EXERCISE OBJECTIVE: Copy out all lines with the word "this" in them.

Stored records:
********

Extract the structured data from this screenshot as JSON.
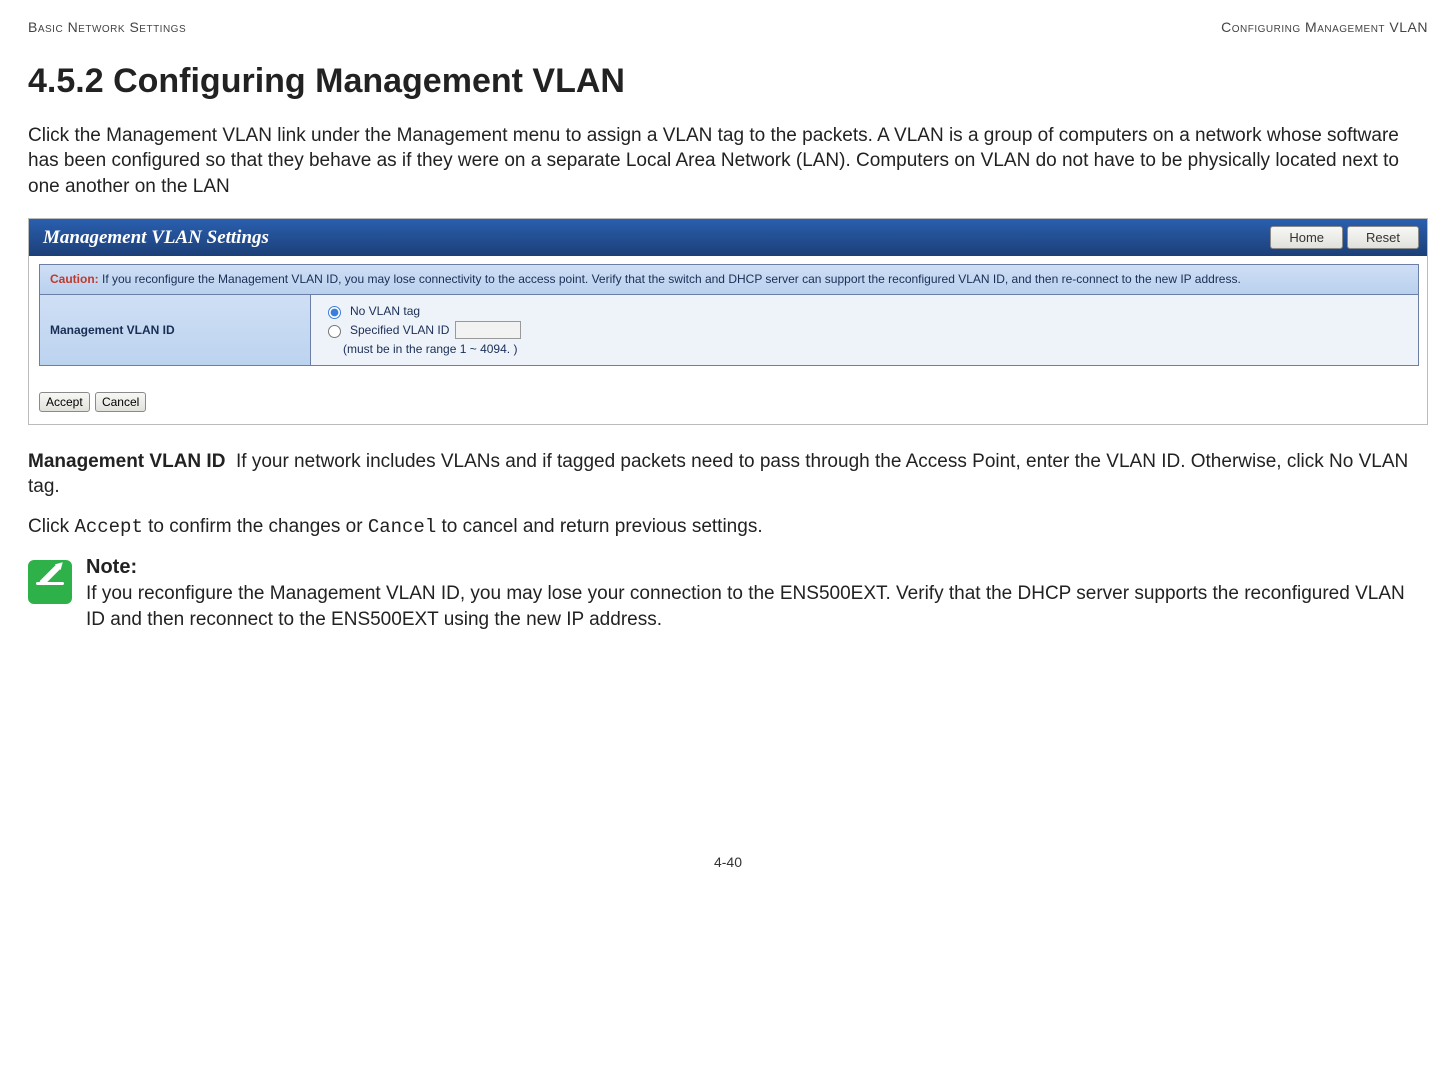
{
  "header": {
    "left": "Basic Network Settings",
    "right": "Configuring Management VLAN"
  },
  "title": "4.5.2 Configuring Management VLAN",
  "intro": "Click the Management VLAN link under the Management menu to assign a VLAN tag to the packets. A VLAN is a group of computers on a network whose software has been configured so that they behave as if they were on a separate Local Area Network (LAN). Computers on VLAN do not have to be physically located next to one another on the LAN",
  "ss": {
    "title": "Management VLAN Settings",
    "btn_home": "Home",
    "btn_reset": "Reset",
    "caution_label": "Caution:",
    "caution_text": " If you reconfigure the Management VLAN ID, you may lose connectivity to the access point. Verify that the switch and DHCP server can support the reconfigured VLAN ID, and then re-connect to the new IP address.",
    "row_label": "Management VLAN ID",
    "opt_novlan": "No VLAN tag",
    "opt_spec": "Specified VLAN ID",
    "hint": "(must be in the range 1 ~ 4094. )",
    "btn_accept": "Accept",
    "btn_cancel": "Cancel"
  },
  "mvlan": {
    "label": "Management VLAN ID",
    "desc": "If your network includes VLANs and if tagged packets need to pass through the Access Point, enter the VLAN ID. Otherwise, click No VLAN tag."
  },
  "confirm": {
    "pre": "Click ",
    "accept": "Accept",
    "mid": " to confirm the changes or ",
    "cancel": "Cancel",
    "post": " to cancel and return previous settings."
  },
  "note": {
    "label": "Note:",
    "text": "If you reconfigure the Management VLAN ID, you may lose your connection to the ENS500EXT. Verify that the DHCP server supports the reconfigured VLAN ID and then reconnect to the ENS500EXT using the new IP address."
  },
  "page_number": "4-40"
}
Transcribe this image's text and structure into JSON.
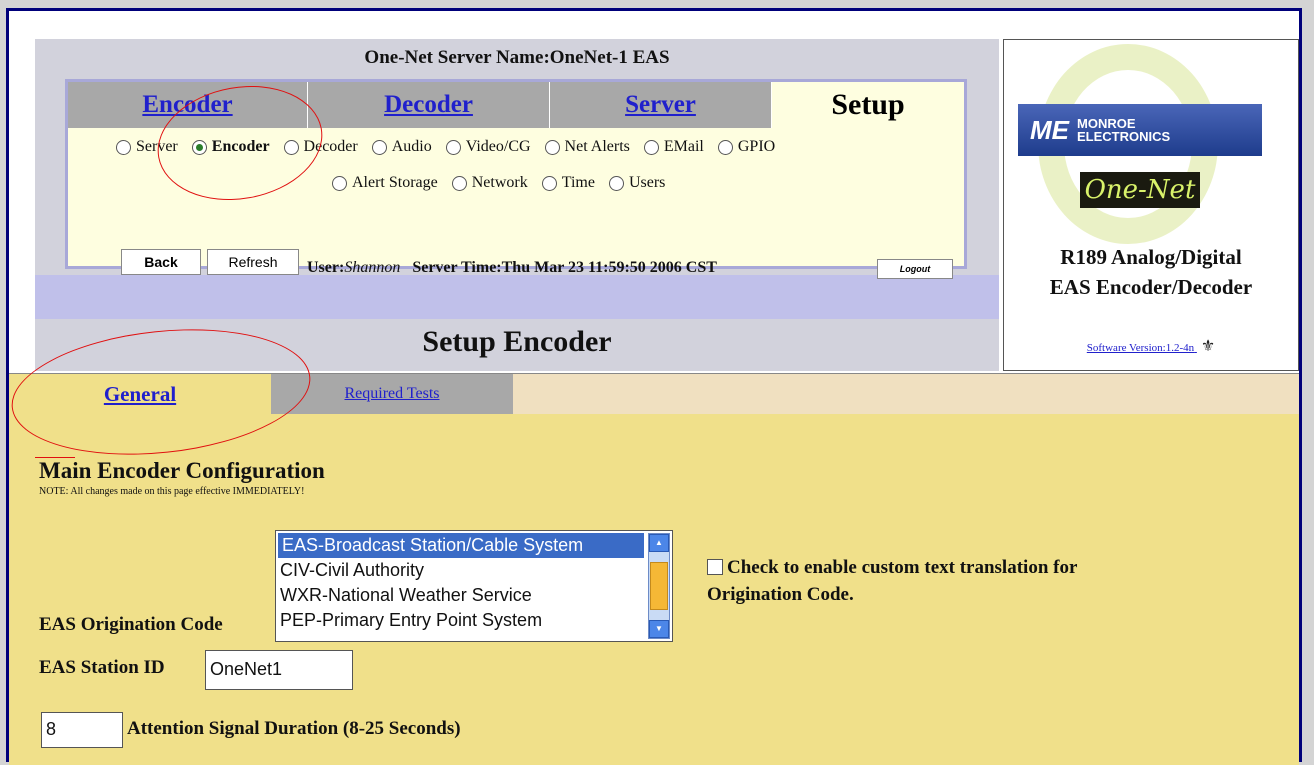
{
  "header": {
    "server_name": "One-Net Server Name:OneNet-1 EAS",
    "tabs": [
      {
        "label": "Encoder",
        "active": false
      },
      {
        "label": "Decoder",
        "active": false
      },
      {
        "label": "Server",
        "active": false
      },
      {
        "label": "Setup",
        "active": true
      }
    ],
    "radios_row1": [
      {
        "label": "Server",
        "selected": false
      },
      {
        "label": "Encoder",
        "selected": true
      },
      {
        "label": "Decoder",
        "selected": false
      },
      {
        "label": "Audio",
        "selected": false
      },
      {
        "label": "Video/CG",
        "selected": false
      },
      {
        "label": "Net Alerts",
        "selected": false
      },
      {
        "label": "EMail",
        "selected": false
      },
      {
        "label": "GPIO",
        "selected": false
      }
    ],
    "radios_row2": [
      {
        "label": "Alert Storage",
        "selected": false
      },
      {
        "label": "Network",
        "selected": false
      },
      {
        "label": "Time",
        "selected": false
      },
      {
        "label": "Users",
        "selected": false
      }
    ],
    "back_label": "Back",
    "refresh_label": "Refresh",
    "user_prefix": "User:",
    "user_name": "Shannon",
    "server_time": "Server Time:Thu Mar 23 11:59:50 2006 CST",
    "logout_label": "Logout",
    "page_title": "Setup Encoder"
  },
  "brand": {
    "logo_me": "ME",
    "logo_line1": "MONROE",
    "logo_line2": "ELECTRONICS",
    "onenet": "One-Net",
    "product_line1": "R189 Analog/Digital",
    "product_line2": "EAS Encoder/Decoder",
    "software_version": "Software Version:1.2-4n"
  },
  "subtabs": {
    "general": "General",
    "required": "Required Tests"
  },
  "form": {
    "heading": "Main Encoder Configuration",
    "note": "NOTE: All changes made on this page effective IMMEDIATELY!",
    "origination_label": "EAS Origination Code",
    "origination_options": [
      "EAS-Broadcast Station/Cable System",
      "CIV-Civil Authority",
      "WXR-National Weather Service",
      "PEP-Primary Entry Point System"
    ],
    "origination_selected": "EAS-Broadcast Station/Cable System",
    "custom_text_line1": "Check to enable custom text translation for",
    "custom_text_line2": "Origination Code.",
    "custom_text_checked": false,
    "station_label": "EAS Station ID",
    "station_value": "OneNet1",
    "attention_value": "8",
    "attention_label": "Attention Signal Duration (8-25 Seconds)"
  },
  "colors": {
    "content_bg": "#f0e08a",
    "link": "#2020cc",
    "annotation": "#e01010"
  }
}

********

RESULT OF THE EXERCISE:
Extract the structured data from this screenshot as JSON.
Transcribe this image's text and structure into JSON.
    "note": "NOTE: All changes made on this page effective IMMEDIATELY!",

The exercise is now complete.